[START Data in this exercise]
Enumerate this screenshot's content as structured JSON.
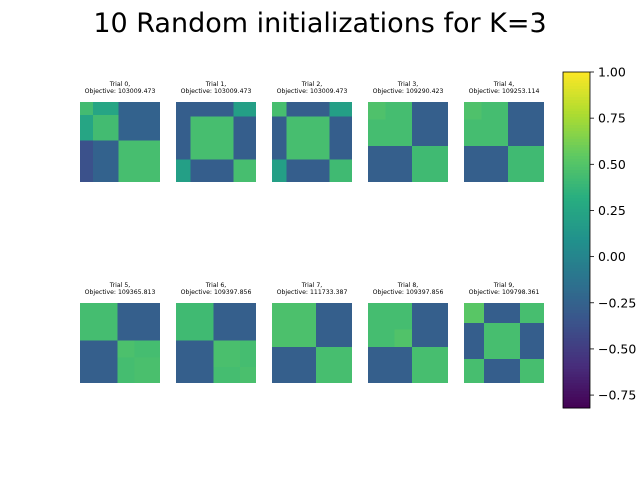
{
  "figure": {
    "title": "10 Random initializations for K=3"
  },
  "chart_data": {
    "type": "heatmap",
    "title": "10 Random initializations for K=3",
    "colormap": "viridis",
    "colorbar": {
      "range": [
        -0.82,
        1.0
      ],
      "ticks": [
        1.0,
        0.75,
        0.5,
        0.25,
        0.0,
        -0.25,
        -0.5,
        -0.75
      ],
      "tick_labels": [
        "1.00",
        "0.75",
        "0.50",
        "0.25",
        "0.00",
        "−0.25",
        "−0.50",
        "−0.75"
      ],
      "placement": "right"
    },
    "colors": {
      "high": "#3fbc73",
      "mid": "#25a18e",
      "low": "#3a538b",
      "lowest": "#40367f"
    },
    "panels": [
      {
        "label_line1": "Trial 0,",
        "label_line2": "Objective: 103009.473",
        "bands": [
          0.16,
          0.48
        ],
        "block_values": [
          [
            0.43,
            0.25,
            -0.25
          ],
          [
            0.25,
            0.43,
            -0.25
          ],
          [
            -0.37,
            -0.25,
            0.45
          ]
        ]
      },
      {
        "label_line1": "Trial 1,",
        "label_line2": "Objective: 103009.473",
        "bands": [
          0.18,
          0.72
        ],
        "block_values": [
          [
            -0.28,
            -0.28,
            0.2
          ],
          [
            -0.28,
            0.45,
            -0.28
          ],
          [
            0.2,
            -0.28,
            0.45
          ]
        ]
      },
      {
        "label_line1": "Trial 2,",
        "label_line2": "Objective: 103009.473",
        "bands": [
          0.18,
          0.72
        ],
        "block_values": [
          [
            0.45,
            -0.28,
            0.2
          ],
          [
            -0.28,
            0.45,
            -0.28
          ],
          [
            0.2,
            -0.28,
            0.42
          ]
        ]
      },
      {
        "label_line1": "Trial 3,",
        "label_line2": "Objective: 109290.423",
        "bands": [
          0.22,
          0.55
        ],
        "block_values": [
          [
            0.48,
            0.44,
            -0.27
          ],
          [
            0.44,
            0.44,
            -0.27
          ],
          [
            -0.27,
            -0.27,
            0.42
          ]
        ]
      },
      {
        "label_line1": "Trial 4,",
        "label_line2": "Objective: 109253.114",
        "bands": [
          0.22,
          0.55
        ],
        "block_values": [
          [
            0.48,
            0.44,
            -0.27
          ],
          [
            0.44,
            0.44,
            -0.27
          ],
          [
            -0.27,
            -0.27,
            0.42
          ]
        ]
      },
      {
        "label_line1": "Trial 5,",
        "label_line2": "Objective: 109365.813",
        "bands": [
          0.47,
          0.68
        ],
        "block_values": [
          [
            0.44,
            -0.27,
            -0.27
          ],
          [
            -0.27,
            0.47,
            0.44
          ],
          [
            -0.27,
            0.44,
            0.46
          ]
        ]
      },
      {
        "label_line1": "Trial 6,",
        "label_line2": "Objective: 109397.856",
        "bands": [
          0.47,
          0.8
        ],
        "block_values": [
          [
            0.42,
            -0.27,
            -0.27
          ],
          [
            -0.27,
            0.46,
            0.44
          ],
          [
            -0.27,
            0.44,
            0.46
          ]
        ]
      },
      {
        "label_line1": "Trial 7,",
        "label_line2": "Objective: 111733.387",
        "bands": [
          0.55,
          0.55
        ],
        "block_values": [
          [
            0.47,
            0.47,
            -0.27
          ],
          [
            0.47,
            0.47,
            -0.27
          ],
          [
            -0.27,
            -0.27,
            0.45
          ]
        ]
      },
      {
        "label_line1": "Trial 8,",
        "label_line2": "Objective: 109397.856",
        "bands": [
          0.33,
          0.55
        ],
        "block_values": [
          [
            0.44,
            0.44,
            -0.27
          ],
          [
            0.44,
            0.49,
            -0.27
          ],
          [
            -0.27,
            -0.27,
            0.45
          ]
        ]
      },
      {
        "label_line1": "Trial 9,",
        "label_line2": "Objective: 109798.361",
        "bands": [
          0.25,
          0.7
        ],
        "block_values": [
          [
            0.52,
            -0.28,
            0.45
          ],
          [
            -0.28,
            0.45,
            -0.28
          ],
          [
            0.45,
            -0.28,
            0.45
          ]
        ]
      }
    ]
  }
}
[END Data in this exercise]
▶ Given exercise
Copy every record above exactly, leaving out any pictures.

▶ Reply to the exercise
Enumerate this screenshot's content as structured JSON.
{
  "figure": {
    "title": "10 Random initializations for K=3"
  },
  "chart_data": {
    "type": "heatmap",
    "title": "10 Random initializations for K=3",
    "colormap": "viridis",
    "colorbar": {
      "range": [
        -0.82,
        1.0
      ],
      "ticks": [
        1.0,
        0.75,
        0.5,
        0.25,
        0.0,
        -0.25,
        -0.5,
        -0.75
      ],
      "tick_labels": [
        "1.00",
        "0.75",
        "0.50",
        "0.25",
        "0.00",
        "−0.25",
        "−0.50",
        "−0.75"
      ],
      "placement": "right"
    },
    "colors": {
      "high": "#3fbc73",
      "mid": "#25a18e",
      "low": "#3a538b",
      "lowest": "#40367f"
    },
    "panels": [
      {
        "label_line1": "Trial 0,",
        "label_line2": "Objective: 103009.473",
        "bands": [
          0.16,
          0.48
        ],
        "block_values": [
          [
            0.43,
            0.25,
            -0.25
          ],
          [
            0.25,
            0.43,
            -0.25
          ],
          [
            -0.37,
            -0.25,
            0.45
          ]
        ]
      },
      {
        "label_line1": "Trial 1,",
        "label_line2": "Objective: 103009.473",
        "bands": [
          0.18,
          0.72
        ],
        "block_values": [
          [
            -0.28,
            -0.28,
            0.2
          ],
          [
            -0.28,
            0.45,
            -0.28
          ],
          [
            0.2,
            -0.28,
            0.45
          ]
        ]
      },
      {
        "label_line1": "Trial 2,",
        "label_line2": "Objective: 103009.473",
        "bands": [
          0.18,
          0.72
        ],
        "block_values": [
          [
            0.45,
            -0.28,
            0.2
          ],
          [
            -0.28,
            0.45,
            -0.28
          ],
          [
            0.2,
            -0.28,
            0.42
          ]
        ]
      },
      {
        "label_line1": "Trial 3,",
        "label_line2": "Objective: 109290.423",
        "bands": [
          0.22,
          0.55
        ],
        "block_values": [
          [
            0.48,
            0.44,
            -0.27
          ],
          [
            0.44,
            0.44,
            -0.27
          ],
          [
            -0.27,
            -0.27,
            0.42
          ]
        ]
      },
      {
        "label_line1": "Trial 4,",
        "label_line2": "Objective: 109253.114",
        "bands": [
          0.22,
          0.55
        ],
        "block_values": [
          [
            0.48,
            0.44,
            -0.27
          ],
          [
            0.44,
            0.44,
            -0.27
          ],
          [
            -0.27,
            -0.27,
            0.42
          ]
        ]
      },
      {
        "label_line1": "Trial 5,",
        "label_line2": "Objective: 109365.813",
        "bands": [
          0.47,
          0.68
        ],
        "block_values": [
          [
            0.44,
            -0.27,
            -0.27
          ],
          [
            -0.27,
            0.47,
            0.44
          ],
          [
            -0.27,
            0.44,
            0.46
          ]
        ]
      },
      {
        "label_line1": "Trial 6,",
        "label_line2": "Objective: 109397.856",
        "bands": [
          0.47,
          0.8
        ],
        "block_values": [
          [
            0.42,
            -0.27,
            -0.27
          ],
          [
            -0.27,
            0.46,
            0.44
          ],
          [
            -0.27,
            0.44,
            0.46
          ]
        ]
      },
      {
        "label_line1": "Trial 7,",
        "label_line2": "Objective: 111733.387",
        "bands": [
          0.55,
          0.55
        ],
        "block_values": [
          [
            0.47,
            0.47,
            -0.27
          ],
          [
            0.47,
            0.47,
            -0.27
          ],
          [
            -0.27,
            -0.27,
            0.45
          ]
        ]
      },
      {
        "label_line1": "Trial 8,",
        "label_line2": "Objective: 109397.856",
        "bands": [
          0.33,
          0.55
        ],
        "block_values": [
          [
            0.44,
            0.44,
            -0.27
          ],
          [
            0.44,
            0.49,
            -0.27
          ],
          [
            -0.27,
            -0.27,
            0.45
          ]
        ]
      },
      {
        "label_line1": "Trial 9,",
        "label_line2": "Objective: 109798.361",
        "bands": [
          0.25,
          0.7
        ],
        "block_values": [
          [
            0.52,
            -0.28,
            0.45
          ],
          [
            -0.28,
            0.45,
            -0.28
          ],
          [
            0.45,
            -0.28,
            0.45
          ]
        ]
      }
    ]
  }
}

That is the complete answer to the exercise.